* Exercise requirements
Please put the entries, from the first line through the line containing "find-button[interactable]: Найти <box>146", into a Markdown table with the columns "Row" and "Text", numbering each line and skipping blank ones.

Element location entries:
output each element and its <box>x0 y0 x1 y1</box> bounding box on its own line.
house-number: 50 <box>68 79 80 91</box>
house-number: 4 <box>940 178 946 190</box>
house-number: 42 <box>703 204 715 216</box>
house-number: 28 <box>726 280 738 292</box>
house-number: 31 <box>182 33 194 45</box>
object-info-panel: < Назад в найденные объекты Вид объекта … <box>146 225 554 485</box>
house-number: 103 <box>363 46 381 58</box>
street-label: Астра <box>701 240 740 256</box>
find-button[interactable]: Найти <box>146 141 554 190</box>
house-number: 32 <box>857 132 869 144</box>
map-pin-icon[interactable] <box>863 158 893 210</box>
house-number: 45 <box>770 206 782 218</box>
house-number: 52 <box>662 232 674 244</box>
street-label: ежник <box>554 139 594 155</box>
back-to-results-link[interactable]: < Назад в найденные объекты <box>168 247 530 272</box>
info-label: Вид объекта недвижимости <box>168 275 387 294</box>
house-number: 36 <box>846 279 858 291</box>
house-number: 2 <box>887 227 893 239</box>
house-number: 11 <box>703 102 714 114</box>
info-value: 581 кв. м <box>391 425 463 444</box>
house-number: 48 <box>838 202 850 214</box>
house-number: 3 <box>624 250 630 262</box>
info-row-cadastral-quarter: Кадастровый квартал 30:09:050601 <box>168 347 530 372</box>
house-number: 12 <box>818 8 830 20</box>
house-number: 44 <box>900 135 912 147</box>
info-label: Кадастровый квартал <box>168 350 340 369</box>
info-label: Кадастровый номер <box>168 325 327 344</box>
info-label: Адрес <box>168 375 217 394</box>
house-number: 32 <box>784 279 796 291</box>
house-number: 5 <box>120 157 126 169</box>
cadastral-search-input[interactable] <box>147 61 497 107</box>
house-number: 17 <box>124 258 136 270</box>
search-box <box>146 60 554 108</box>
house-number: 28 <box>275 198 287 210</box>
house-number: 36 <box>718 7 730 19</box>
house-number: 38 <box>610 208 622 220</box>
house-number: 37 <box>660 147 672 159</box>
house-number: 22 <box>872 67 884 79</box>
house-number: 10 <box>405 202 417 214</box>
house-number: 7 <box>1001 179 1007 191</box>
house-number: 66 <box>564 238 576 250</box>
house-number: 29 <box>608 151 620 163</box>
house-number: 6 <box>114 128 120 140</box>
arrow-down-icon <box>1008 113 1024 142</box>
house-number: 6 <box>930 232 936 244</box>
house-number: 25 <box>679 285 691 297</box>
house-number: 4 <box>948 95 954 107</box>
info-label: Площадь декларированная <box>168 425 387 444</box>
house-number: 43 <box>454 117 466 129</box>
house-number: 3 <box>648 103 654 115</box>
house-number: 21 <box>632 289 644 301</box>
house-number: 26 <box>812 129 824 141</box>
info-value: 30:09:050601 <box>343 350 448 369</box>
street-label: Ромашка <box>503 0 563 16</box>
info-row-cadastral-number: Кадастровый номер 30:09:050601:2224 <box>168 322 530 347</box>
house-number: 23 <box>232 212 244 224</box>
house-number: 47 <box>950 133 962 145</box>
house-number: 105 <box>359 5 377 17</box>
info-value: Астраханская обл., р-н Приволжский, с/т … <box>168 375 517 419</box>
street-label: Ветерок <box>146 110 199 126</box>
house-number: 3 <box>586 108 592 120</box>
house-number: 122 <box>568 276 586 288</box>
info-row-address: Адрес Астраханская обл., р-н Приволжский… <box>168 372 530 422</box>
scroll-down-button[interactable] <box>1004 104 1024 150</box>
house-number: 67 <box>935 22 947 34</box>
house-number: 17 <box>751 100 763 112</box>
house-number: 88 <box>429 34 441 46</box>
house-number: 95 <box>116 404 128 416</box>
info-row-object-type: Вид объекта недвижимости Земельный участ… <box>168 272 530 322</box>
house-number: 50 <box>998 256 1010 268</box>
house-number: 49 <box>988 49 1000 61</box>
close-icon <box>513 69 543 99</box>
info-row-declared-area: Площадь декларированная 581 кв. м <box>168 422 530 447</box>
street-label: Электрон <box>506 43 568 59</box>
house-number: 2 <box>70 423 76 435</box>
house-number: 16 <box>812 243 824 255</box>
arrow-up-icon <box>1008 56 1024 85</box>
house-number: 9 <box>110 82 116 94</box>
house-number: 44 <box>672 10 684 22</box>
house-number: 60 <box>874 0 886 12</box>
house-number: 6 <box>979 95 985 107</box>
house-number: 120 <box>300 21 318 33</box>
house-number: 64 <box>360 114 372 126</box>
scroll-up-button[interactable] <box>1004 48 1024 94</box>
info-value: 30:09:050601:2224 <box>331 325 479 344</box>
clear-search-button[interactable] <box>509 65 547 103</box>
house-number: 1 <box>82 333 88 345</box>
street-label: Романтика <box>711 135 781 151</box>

* Result of the exercise
| Row | Text |
|---|---|
| 1 | output each element and its <box>x0 y0 x1 y1</box> bounding box on its own line. |
| 2 | house-number: 50 <box>68 79 80 91</box> |
| 3 | house-number: 4 <box>940 178 946 190</box> |
| 4 | house-number: 42 <box>703 204 715 216</box> |
| 5 | house-number: 28 <box>726 280 738 292</box> |
| 6 | house-number: 31 <box>182 33 194 45</box> |
| 7 | object-info-panel: < Назад в найденные объекты Вид объекта … <box>146 225 554 485</box> |
| 8 | house-number: 103 <box>363 46 381 58</box> |
| 9 | street-label: Астра <box>701 240 740 256</box> |
| 10 | find-button[interactable]: Найти <box>146 141 554 190</box> |